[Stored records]
|---|
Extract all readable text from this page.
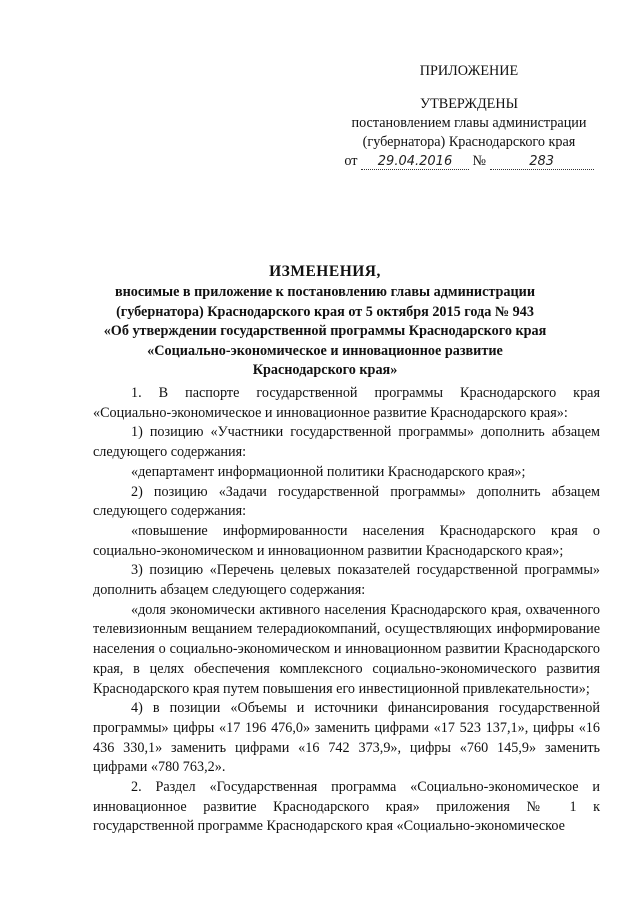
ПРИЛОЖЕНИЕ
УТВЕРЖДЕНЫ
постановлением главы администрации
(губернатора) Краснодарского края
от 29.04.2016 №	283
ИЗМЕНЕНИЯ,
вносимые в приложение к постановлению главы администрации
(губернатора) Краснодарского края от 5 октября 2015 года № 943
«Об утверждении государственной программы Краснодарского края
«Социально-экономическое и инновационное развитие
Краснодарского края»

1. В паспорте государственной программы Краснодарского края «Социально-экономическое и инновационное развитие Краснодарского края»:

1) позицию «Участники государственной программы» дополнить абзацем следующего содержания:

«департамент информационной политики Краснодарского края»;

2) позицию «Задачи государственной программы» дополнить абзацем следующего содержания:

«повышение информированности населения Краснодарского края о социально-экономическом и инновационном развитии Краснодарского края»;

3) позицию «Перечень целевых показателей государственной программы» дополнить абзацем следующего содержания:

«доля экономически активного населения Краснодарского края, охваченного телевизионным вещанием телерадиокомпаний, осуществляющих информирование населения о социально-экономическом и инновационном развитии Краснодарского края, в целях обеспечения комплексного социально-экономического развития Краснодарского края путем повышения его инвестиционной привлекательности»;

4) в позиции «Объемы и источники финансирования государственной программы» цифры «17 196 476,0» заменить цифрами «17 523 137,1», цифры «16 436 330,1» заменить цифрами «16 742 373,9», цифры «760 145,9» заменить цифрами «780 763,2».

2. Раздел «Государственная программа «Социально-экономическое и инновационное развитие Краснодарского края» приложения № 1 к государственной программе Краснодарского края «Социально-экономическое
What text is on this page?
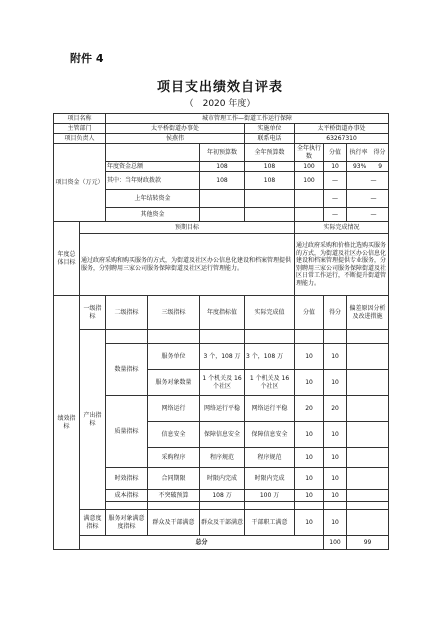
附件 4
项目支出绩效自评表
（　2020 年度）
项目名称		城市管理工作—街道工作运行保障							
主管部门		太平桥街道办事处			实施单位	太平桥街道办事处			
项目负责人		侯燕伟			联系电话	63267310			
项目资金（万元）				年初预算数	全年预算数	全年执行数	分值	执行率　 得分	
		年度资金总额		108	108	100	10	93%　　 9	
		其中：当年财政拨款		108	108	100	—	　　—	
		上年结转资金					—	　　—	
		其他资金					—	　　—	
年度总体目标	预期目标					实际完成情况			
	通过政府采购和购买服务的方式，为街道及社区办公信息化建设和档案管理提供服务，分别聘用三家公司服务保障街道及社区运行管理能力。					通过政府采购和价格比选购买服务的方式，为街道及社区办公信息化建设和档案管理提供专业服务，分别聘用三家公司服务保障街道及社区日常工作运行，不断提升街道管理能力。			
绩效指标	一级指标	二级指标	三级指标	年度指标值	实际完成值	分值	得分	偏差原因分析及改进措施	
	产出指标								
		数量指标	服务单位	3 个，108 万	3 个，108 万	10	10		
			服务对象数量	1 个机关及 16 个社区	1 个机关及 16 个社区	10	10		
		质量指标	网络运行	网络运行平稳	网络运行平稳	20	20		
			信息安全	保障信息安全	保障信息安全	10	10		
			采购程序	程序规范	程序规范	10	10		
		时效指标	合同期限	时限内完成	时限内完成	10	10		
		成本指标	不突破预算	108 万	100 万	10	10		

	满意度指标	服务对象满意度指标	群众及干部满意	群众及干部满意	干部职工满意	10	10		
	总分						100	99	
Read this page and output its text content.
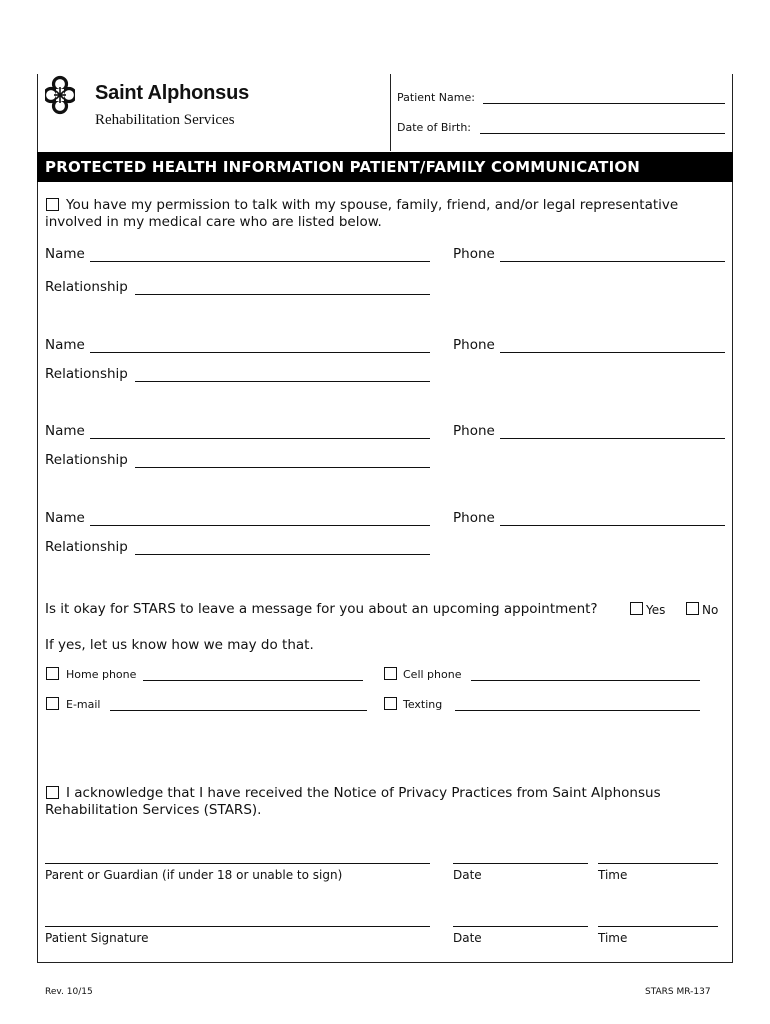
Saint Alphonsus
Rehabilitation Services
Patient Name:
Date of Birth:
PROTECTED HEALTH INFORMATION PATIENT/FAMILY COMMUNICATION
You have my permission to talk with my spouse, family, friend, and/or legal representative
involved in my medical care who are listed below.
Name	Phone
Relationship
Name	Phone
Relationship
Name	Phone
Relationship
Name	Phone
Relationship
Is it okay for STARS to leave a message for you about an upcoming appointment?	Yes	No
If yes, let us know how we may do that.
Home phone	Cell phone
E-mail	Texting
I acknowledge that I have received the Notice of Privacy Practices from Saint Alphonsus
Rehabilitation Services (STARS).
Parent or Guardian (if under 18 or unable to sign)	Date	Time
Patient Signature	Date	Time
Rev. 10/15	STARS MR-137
|---|
### SET TASK
Retype the line containing "Read this page and output its text content." and all lines after it through the end of the material, exactly and only those, leaving out pictures.

### ANSWER TO THIS PROBLEM
Read this page and output its text content.
Saint Alphonsus
Rehabilitation Services
Patient Name:
Date of Birth:
PROTECTED HEALTH INFORMATION PATIENT/FAMILY COMMUNICATION
You have my permission to talk with my spouse, family, friend, and/or legal representative
involved in my medical care who are listed below.
Name	Phone
Relationship
Name	Phone
Relationship
Name	Phone
Relationship
Name	Phone
Relationship
Is it okay for STARS to leave a message for you about an upcoming appointment?	Yes	No
If yes, let us know how we may do that.
Home phone	Cell phone
E-mail	Texting
I acknowledge that I have received the Notice of Privacy Practices from Saint Alphonsus
Rehabilitation Services (STARS).
Parent or Guardian (if under 18 or unable to sign)	Date	Time
Patient Signature	Date	Time
Rev. 10/15	STARS MR-137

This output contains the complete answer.